Let’s hope in him as we move toward our neighbor with sympathy and action and the Gospel of His amazing grace. 

Following Jesus with sympathy and action

"We are not lords, but instruments in the hand of the Lord of history...we are not Christ, but if we want to be Christians, we must have some share in Christ's large-heartedness, by acting with responsibility and in freedom when the hour of danger comes, and by showing a real sympathy that springs, not from fear, but from liberating and redeeming love of Christ for all who suffer. Mere waiting and looking on is not Christian behavior. The Christian is called to sympathy and action, not in the first place by his own sufferings, but by the sufferings of his brethren, for whose sake Christ suffered."

So wrote Dietrich Bonhoeffer in a letter from 1943, just months before he would be arrested by the Gestapo and imprisoned in a prison in Tegel. Earlier in the letter he says, "the great masquerade of evil has played havoc with all our ethical concepts," which was true in Germany in 1943, just as it is true in America in 2016, just as it was true one dark afternoon on a hill called Golgotha outside of Jerusalem in the first century.

Evil is a havoc-playing masquerade, an empty parasite feeding on the good, true, and beautiful. But evil isn't the last word.

Jesus is the large-hearted Lord of history.

Jesus "did not count equality with God a thing to be grasped, but made himself nothing, taking the form of a servant, being born in the likeness of men. And being found in human form, he humbled himself by becoming obedient to the point of death, even death on a cross" (Phil 2:6-8).

Jesus suffered for and with those who suffer, no matter their race or vocation.

Jesus is the last word, the Word made flesh who stands ready for the consummation of history, where he will wipe away every tear and make all things new (Rev 21:1-5). 

Jesus is the king of a multiethnic, kaleidoscopal kingdom which hopes for the moment when we feel his scarred palms press against our wet cheeks and hear him say "welcome home."  

Our churches must step into this evil day (Eph 5:16) with the bright hope of the gospel, the good news that the dividing wall of hostility between us and God and between "us and them" has been crushed by the crushed body of our savior (Eph 2:11-21). We need men and women who reject passivity and bear the sufferings of our neighbors (Eph 4:2). We need to reject narratives that give us villains to hate, that creates an "us" and a "them." We need to stand with our black neighbors, affirming their full dignity and worth as men and women made in God's image. We need to stand with our local police officers who also bear the image of God. The mere fact that those two sentences seem so discordant together is a sad testimony to the masquerade of evil all around us. We must not give in. No more "waiting and looking on." It's time to follow our savior and move towards our neighbor with gospel fueled large-heartedness.

Element and region data:
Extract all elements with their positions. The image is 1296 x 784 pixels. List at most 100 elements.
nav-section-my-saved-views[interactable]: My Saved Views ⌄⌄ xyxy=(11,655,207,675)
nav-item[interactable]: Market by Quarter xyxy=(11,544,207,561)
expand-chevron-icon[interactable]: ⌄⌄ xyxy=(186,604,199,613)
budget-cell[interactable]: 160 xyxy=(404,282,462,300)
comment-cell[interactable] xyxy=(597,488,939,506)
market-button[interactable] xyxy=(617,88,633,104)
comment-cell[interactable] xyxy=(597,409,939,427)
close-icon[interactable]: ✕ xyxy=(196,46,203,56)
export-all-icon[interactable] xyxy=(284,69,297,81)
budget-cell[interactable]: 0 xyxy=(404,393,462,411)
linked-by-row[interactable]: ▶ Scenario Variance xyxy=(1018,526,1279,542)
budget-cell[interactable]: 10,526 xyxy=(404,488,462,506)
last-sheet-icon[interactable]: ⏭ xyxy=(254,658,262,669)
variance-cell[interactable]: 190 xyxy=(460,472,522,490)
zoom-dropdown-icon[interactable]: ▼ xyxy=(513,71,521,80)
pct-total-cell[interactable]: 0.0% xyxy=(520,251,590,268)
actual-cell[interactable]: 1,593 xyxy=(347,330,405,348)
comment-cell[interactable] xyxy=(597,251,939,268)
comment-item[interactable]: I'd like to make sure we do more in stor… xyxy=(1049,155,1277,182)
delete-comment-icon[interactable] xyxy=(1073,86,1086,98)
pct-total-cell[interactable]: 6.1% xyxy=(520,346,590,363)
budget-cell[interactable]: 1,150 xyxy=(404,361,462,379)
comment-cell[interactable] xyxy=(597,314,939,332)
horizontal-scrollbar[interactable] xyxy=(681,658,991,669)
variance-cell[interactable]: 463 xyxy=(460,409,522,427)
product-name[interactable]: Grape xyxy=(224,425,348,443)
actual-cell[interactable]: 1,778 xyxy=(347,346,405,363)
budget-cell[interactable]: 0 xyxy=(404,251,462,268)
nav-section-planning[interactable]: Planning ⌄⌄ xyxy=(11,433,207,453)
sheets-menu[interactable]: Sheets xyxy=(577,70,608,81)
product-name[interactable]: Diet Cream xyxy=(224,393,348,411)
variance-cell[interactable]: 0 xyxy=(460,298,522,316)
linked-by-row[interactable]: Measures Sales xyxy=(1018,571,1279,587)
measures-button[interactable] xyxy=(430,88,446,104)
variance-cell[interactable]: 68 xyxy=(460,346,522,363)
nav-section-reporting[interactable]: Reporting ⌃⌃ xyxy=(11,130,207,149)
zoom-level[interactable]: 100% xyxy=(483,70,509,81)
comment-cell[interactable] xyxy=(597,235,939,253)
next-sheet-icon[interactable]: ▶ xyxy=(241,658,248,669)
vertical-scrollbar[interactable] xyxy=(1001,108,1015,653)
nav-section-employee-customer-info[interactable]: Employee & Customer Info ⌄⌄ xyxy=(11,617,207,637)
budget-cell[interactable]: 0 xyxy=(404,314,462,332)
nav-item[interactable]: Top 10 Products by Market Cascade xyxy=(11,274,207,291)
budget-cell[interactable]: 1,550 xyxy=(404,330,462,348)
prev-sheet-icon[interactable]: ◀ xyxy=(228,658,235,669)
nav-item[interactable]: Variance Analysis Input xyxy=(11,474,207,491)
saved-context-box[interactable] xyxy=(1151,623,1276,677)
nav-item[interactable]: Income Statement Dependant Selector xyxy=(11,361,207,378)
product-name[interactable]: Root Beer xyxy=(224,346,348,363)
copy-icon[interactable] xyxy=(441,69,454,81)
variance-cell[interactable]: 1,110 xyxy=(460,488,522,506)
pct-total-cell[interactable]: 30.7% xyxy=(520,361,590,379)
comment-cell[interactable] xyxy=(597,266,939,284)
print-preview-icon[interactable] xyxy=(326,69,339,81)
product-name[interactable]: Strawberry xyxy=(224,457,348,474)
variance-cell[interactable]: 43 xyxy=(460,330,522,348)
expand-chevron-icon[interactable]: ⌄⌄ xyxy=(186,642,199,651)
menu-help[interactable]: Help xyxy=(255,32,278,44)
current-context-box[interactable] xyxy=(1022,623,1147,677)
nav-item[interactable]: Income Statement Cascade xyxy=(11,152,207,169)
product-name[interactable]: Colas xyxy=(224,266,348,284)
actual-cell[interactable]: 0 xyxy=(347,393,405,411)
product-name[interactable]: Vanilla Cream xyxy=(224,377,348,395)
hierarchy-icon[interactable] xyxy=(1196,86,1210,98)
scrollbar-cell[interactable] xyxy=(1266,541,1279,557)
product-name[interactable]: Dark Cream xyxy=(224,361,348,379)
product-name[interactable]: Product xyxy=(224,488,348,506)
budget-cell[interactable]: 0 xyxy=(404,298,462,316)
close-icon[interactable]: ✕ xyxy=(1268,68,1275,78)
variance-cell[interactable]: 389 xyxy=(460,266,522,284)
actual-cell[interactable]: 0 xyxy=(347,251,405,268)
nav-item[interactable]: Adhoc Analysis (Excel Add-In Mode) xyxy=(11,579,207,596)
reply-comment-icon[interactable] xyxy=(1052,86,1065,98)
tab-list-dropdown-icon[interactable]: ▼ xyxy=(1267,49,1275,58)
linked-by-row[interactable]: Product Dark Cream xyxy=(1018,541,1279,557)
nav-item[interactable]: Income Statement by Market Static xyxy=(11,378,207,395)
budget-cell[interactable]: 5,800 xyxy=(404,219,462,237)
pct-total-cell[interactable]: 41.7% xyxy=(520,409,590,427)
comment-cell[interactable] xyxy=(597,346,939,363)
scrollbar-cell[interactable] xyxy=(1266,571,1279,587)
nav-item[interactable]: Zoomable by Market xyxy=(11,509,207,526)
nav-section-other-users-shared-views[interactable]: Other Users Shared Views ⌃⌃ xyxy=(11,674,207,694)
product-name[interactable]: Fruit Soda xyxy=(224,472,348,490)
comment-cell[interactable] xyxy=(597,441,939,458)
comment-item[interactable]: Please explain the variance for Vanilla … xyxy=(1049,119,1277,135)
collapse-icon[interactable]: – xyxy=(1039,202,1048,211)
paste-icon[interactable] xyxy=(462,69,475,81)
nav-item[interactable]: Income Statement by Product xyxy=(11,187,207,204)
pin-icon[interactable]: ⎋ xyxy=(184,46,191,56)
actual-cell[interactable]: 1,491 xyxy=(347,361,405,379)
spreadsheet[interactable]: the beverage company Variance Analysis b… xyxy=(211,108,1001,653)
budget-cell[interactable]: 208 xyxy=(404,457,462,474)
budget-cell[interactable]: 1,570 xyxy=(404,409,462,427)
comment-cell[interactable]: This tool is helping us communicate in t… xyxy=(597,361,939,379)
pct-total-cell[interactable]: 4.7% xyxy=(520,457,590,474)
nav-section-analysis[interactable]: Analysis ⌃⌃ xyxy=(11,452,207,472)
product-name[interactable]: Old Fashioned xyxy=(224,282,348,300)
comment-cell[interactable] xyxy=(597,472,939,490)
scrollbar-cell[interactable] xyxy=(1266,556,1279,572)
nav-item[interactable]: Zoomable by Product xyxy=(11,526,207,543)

* * *

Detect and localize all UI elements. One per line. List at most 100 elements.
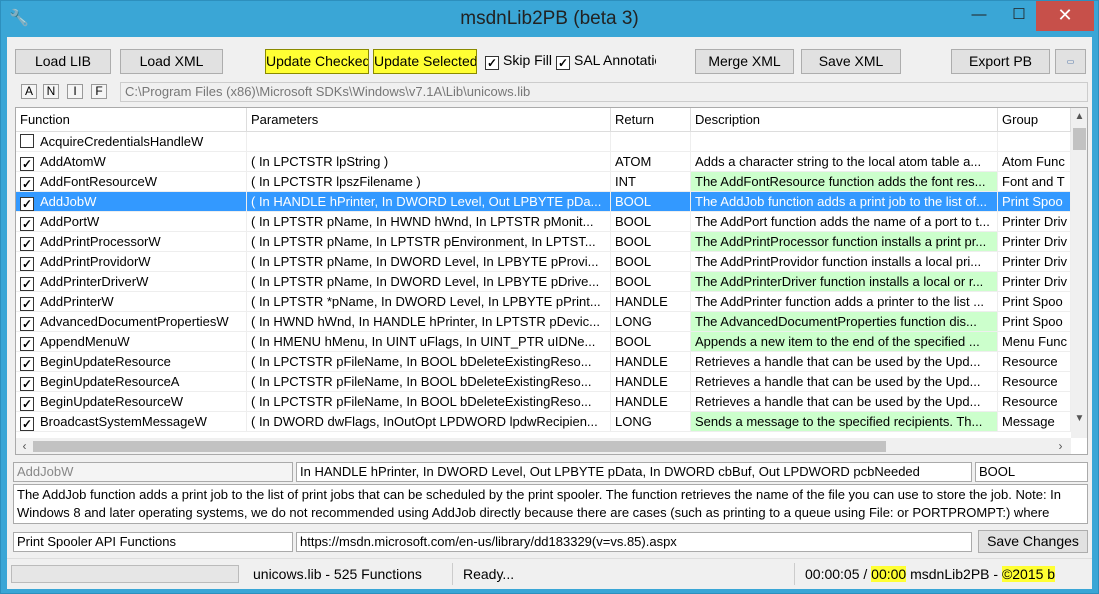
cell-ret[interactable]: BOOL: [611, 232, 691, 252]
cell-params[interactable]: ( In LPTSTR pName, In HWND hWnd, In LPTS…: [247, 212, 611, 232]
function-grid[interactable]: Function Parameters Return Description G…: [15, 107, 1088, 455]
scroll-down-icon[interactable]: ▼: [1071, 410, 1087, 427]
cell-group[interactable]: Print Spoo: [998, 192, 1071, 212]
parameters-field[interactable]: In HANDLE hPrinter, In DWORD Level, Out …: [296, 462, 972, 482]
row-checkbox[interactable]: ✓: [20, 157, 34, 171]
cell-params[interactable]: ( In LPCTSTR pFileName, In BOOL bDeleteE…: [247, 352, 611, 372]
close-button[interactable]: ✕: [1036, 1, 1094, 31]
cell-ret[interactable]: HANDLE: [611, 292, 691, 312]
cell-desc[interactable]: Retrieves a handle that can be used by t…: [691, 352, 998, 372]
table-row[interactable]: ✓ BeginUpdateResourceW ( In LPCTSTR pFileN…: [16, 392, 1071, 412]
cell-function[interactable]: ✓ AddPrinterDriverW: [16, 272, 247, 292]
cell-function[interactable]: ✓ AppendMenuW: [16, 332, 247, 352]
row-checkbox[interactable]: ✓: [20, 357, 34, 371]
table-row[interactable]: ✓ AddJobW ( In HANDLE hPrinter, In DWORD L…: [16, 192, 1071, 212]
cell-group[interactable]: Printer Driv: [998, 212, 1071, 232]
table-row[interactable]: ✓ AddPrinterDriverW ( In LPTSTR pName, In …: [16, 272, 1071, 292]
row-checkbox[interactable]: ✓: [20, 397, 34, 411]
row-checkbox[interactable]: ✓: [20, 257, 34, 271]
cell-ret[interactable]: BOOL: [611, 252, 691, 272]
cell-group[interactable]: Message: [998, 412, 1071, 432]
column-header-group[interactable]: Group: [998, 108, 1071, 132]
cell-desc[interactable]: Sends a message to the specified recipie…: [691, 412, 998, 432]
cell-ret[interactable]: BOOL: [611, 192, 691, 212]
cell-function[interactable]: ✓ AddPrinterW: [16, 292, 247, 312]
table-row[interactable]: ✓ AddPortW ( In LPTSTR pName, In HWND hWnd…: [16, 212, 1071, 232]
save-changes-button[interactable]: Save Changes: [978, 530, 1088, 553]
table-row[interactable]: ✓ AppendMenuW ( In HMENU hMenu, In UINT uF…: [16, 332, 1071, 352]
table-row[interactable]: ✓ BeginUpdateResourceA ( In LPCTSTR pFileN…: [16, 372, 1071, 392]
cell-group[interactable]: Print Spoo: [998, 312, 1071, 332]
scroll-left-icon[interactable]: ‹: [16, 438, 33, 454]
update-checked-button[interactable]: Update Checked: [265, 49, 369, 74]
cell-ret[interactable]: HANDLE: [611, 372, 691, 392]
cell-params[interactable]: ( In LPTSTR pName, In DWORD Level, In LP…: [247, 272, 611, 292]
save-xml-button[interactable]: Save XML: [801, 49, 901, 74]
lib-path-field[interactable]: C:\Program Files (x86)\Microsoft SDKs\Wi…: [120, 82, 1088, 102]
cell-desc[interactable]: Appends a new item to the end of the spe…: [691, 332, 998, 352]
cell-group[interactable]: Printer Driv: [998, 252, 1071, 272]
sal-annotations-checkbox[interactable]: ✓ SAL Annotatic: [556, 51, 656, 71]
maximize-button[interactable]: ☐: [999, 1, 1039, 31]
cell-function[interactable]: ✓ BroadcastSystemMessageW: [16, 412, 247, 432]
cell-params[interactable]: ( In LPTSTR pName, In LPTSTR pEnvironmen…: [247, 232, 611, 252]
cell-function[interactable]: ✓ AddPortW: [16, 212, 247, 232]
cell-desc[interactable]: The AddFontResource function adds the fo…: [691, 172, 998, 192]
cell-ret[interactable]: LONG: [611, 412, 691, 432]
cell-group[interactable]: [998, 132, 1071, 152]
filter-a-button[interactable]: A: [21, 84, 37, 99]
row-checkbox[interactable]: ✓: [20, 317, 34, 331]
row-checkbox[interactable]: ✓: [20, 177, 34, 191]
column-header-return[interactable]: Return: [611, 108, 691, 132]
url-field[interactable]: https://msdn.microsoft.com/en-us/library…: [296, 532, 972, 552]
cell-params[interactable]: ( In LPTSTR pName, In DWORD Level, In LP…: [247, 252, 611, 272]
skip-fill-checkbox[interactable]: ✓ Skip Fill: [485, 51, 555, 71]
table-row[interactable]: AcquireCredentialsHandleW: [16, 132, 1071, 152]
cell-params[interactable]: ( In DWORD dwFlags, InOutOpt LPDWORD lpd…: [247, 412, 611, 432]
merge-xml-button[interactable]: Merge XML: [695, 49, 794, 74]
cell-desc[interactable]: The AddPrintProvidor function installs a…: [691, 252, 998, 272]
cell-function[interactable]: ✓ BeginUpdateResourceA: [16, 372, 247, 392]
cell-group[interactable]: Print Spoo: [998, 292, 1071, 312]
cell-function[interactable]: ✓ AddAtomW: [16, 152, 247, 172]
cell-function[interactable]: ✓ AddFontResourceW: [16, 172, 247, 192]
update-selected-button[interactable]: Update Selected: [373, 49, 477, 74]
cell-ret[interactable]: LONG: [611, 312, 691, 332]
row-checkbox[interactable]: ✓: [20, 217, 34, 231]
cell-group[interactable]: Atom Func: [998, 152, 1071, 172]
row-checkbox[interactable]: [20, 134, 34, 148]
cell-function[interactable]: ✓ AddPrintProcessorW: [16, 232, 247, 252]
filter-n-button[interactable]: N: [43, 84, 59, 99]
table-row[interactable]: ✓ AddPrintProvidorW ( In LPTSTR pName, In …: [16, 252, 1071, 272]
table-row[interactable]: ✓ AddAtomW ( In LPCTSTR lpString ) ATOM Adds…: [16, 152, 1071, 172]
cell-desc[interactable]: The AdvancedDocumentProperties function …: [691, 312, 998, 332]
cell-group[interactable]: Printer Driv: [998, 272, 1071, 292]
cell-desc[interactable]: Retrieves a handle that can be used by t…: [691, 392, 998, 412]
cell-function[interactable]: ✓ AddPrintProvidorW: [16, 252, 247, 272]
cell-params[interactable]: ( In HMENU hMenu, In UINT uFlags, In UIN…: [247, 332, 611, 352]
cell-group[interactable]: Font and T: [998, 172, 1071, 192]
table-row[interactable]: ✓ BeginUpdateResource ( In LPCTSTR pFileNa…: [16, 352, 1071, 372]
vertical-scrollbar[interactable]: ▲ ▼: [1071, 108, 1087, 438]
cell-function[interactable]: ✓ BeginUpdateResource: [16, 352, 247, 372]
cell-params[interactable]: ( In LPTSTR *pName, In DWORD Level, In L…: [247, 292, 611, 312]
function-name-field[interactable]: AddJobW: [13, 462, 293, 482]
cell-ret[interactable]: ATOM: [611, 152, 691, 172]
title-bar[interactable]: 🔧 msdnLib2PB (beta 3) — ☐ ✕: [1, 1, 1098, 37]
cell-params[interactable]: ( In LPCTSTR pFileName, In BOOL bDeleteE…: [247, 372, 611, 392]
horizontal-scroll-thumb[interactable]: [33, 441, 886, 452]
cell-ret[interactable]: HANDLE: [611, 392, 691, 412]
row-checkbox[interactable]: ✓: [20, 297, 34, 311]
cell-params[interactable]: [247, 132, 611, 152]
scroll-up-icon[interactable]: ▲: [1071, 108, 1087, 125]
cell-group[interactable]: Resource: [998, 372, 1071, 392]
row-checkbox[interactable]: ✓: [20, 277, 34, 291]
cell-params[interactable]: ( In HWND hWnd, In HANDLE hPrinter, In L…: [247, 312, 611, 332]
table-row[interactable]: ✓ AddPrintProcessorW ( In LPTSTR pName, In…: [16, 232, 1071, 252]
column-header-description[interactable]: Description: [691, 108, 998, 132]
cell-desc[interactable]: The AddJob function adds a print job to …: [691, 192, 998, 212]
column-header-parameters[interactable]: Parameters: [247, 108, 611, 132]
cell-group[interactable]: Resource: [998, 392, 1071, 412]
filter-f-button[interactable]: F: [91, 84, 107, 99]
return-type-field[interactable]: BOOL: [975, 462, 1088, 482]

**Objective**
In the passage on following Jesus, reproduce the part from "So wrote Dietrich" to "the first century.", substituting "secret police" for "Gestapo".

**Correct result**
So wrote Dietrich Bonhoeffer in a letter from 1943, just months before he would be arrested by the secret police and imprisoned in a prison in Tegel. Earlier in the letter he says, "the great masquerade of evil has played havoc with all our ethical concepts," which was true in Germany in 1943, just as it is true in America in 2016, just as it was true one dark afternoon on a hill called Golgotha outside of Jerusalem in the first century.